_CHALLENGE_. With the pictures omitted, write out the entries that follow exactly as they stand.

--

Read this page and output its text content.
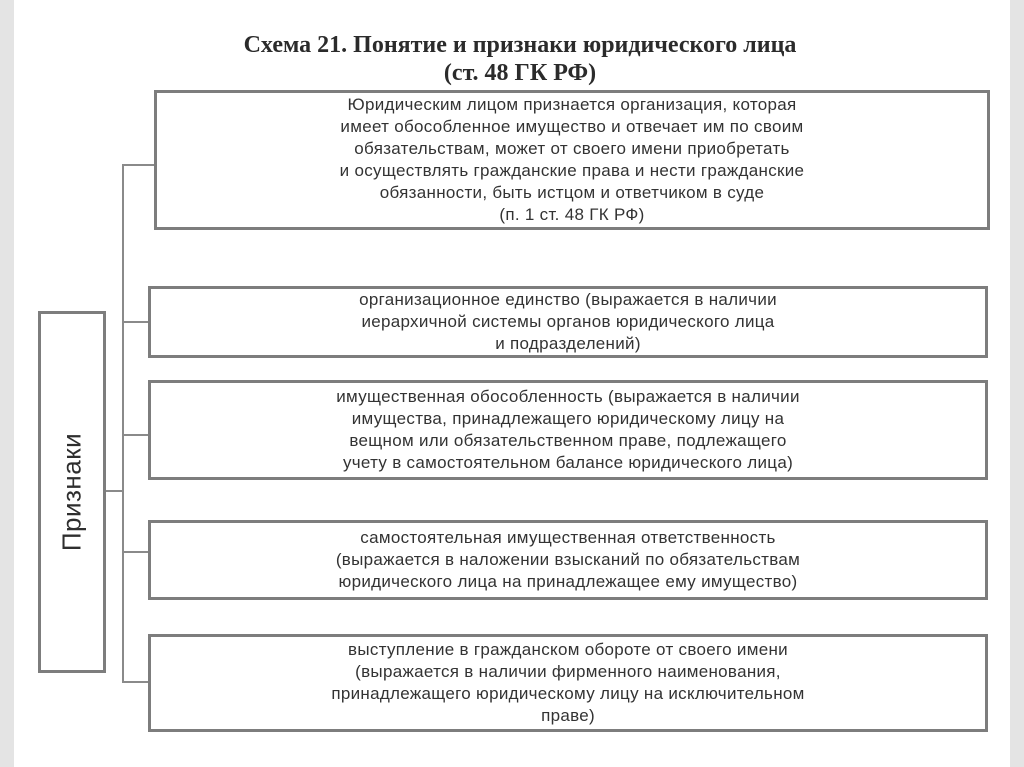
Схема 21. Понятие и признаки юридического лица
(ст. 48 ГК РФ)
Признаки
Юридическим лицом признается организация, которая
имеет обособленное имущество и отвечает им по своим
обязательствам, может от своего имени приобретать
и осуществлять гражданские права и нести гражданские
обязанности, быть истцом и ответчиком в суде
(п. 1 ст. 48 ГК РФ)
организационное единство (выражается в наличии
иерархичной системы органов юридического лица
и подразделений)
имущественная обособленность (выражается в наличии
имущества, принадлежащего юридическому лицу на
вещном или обязательственном праве, подлежащего
учету в самостоятельном балансе юридического лица)
самостоятельная имущественная ответственность
(выражается в наложении взысканий по обязательствам
юридического лица на принадлежащее ему имущество)
выступление в гражданском обороте от своего имени
(выражается в наличии фирменного наименования,
принадлежащего юридическому лицу на исключительном
праве)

--

_TASK RESULT_.
Read this page and output its text content.
Схема 21. Понятие и признаки юридического лица
(ст. 48 ГК РФ)
Признаки
Юридическим лицом признается организация, которая
имеет обособленное имущество и отвечает им по своим
обязательствам, может от своего имени приобретать
и осуществлять гражданские права и нести гражданские
обязанности, быть истцом и ответчиком в суде
(п. 1 ст. 48 ГК РФ)
организационное единство (выражается в наличии
иерархичной системы органов юридического лица
и подразделений)
имущественная обособленность (выражается в наличии
имущества, принадлежащего юридическому лицу на
вещном или обязательственном праве, подлежащего
учету в самостоятельном балансе юридического лица)
самостоятельная имущественная ответственность
(выражается в наложении взысканий по обязательствам
юридического лица на принадлежащее ему имущество)
выступление в гражданском обороте от своего имени
(выражается в наличии фирменного наименования,
принадлежащего юридическому лицу на исключительном
праве)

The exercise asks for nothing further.